### What to produce
What lines of the data include the string "label"? Copy them all.

### Supplied material
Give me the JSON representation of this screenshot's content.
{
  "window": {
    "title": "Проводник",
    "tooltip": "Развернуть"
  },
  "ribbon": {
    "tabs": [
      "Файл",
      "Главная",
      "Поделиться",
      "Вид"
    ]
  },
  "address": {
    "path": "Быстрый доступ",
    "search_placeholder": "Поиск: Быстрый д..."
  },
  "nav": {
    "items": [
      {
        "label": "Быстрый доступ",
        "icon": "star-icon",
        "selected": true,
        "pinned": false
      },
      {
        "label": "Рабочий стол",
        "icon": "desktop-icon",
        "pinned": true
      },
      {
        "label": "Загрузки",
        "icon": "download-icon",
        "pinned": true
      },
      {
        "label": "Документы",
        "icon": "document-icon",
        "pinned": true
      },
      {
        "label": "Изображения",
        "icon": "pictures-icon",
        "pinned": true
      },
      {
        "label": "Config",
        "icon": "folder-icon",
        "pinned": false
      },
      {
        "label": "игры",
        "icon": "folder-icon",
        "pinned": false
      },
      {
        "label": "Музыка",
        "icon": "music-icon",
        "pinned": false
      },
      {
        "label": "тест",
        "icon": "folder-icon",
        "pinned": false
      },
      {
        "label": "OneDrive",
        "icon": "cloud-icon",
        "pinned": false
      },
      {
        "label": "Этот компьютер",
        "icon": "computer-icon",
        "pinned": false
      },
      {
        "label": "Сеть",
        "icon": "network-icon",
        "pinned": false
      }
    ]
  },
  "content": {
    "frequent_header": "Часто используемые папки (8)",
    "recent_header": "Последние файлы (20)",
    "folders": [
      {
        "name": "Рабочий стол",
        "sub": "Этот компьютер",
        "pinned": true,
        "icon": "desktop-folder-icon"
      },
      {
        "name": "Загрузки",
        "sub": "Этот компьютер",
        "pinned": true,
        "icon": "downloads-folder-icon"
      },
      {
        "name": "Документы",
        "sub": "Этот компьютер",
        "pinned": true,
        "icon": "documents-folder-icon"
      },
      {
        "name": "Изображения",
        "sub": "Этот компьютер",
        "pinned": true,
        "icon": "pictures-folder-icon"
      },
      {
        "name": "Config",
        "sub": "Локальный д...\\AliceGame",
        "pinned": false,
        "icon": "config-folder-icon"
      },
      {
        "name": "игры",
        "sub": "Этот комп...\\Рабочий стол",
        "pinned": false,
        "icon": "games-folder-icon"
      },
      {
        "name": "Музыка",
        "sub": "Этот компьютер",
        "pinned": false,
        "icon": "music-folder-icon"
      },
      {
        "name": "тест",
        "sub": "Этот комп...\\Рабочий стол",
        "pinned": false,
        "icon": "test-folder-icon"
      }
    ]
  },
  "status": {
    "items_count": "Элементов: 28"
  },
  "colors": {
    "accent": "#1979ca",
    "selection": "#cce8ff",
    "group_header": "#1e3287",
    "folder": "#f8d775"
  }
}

### Full response
        "label": "Быстрый доступ",
        "label": "Рабочий стол",
        "label": "Загрузки",
        "label": "Документы",
        "label": "Изображения",
        "label": "Config",
        "label": "игры",
        "label": "Музыка",
        "label": "тест",
        "label": "OneDrive",
        "label": "Этот компьютер",
        "label": "Сеть",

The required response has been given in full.